**What is being asked**. Filter the listing below for "wird" and report every line that has it.

**Stored data**.
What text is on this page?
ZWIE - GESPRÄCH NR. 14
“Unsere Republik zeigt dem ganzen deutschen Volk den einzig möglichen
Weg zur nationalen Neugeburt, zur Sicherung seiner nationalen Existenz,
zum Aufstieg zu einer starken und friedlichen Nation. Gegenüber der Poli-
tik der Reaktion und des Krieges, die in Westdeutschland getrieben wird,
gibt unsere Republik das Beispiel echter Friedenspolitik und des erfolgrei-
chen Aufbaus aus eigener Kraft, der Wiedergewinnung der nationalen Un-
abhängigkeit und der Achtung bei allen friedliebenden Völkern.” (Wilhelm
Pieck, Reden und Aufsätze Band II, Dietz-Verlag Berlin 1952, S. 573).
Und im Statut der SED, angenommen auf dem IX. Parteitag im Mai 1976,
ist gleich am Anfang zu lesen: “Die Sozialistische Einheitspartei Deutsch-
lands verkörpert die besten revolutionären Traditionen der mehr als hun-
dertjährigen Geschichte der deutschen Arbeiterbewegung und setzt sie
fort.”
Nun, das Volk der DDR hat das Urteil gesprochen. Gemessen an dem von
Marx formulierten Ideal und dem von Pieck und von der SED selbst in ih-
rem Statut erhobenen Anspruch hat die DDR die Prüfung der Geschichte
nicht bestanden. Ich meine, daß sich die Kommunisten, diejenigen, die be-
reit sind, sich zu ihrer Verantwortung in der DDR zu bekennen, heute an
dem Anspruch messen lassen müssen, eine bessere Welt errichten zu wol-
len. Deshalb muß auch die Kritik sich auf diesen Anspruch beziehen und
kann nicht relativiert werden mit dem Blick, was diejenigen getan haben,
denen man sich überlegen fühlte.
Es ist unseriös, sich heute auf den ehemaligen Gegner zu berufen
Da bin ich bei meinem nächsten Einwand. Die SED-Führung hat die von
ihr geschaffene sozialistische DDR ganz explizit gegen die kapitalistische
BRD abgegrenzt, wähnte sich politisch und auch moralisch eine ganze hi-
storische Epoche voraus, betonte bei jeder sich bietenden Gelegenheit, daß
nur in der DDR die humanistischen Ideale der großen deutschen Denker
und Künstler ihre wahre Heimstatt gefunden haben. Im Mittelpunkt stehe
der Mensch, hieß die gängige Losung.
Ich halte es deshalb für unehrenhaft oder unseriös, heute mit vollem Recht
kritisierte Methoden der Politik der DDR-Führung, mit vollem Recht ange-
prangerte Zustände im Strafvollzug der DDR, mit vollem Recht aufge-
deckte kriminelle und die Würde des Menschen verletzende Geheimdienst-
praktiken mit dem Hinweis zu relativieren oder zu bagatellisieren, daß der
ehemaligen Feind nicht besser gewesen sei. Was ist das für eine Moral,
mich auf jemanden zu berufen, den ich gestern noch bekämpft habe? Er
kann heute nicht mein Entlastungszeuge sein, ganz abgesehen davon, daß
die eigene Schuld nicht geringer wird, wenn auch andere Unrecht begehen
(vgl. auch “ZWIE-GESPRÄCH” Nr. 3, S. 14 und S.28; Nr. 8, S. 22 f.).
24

**Task solution**.
tik der Reaktion und des Krieges, die in Westdeutschland getrieben wird,
die eigene Schuld nicht geringer wird, wenn auch andere Unrecht begehen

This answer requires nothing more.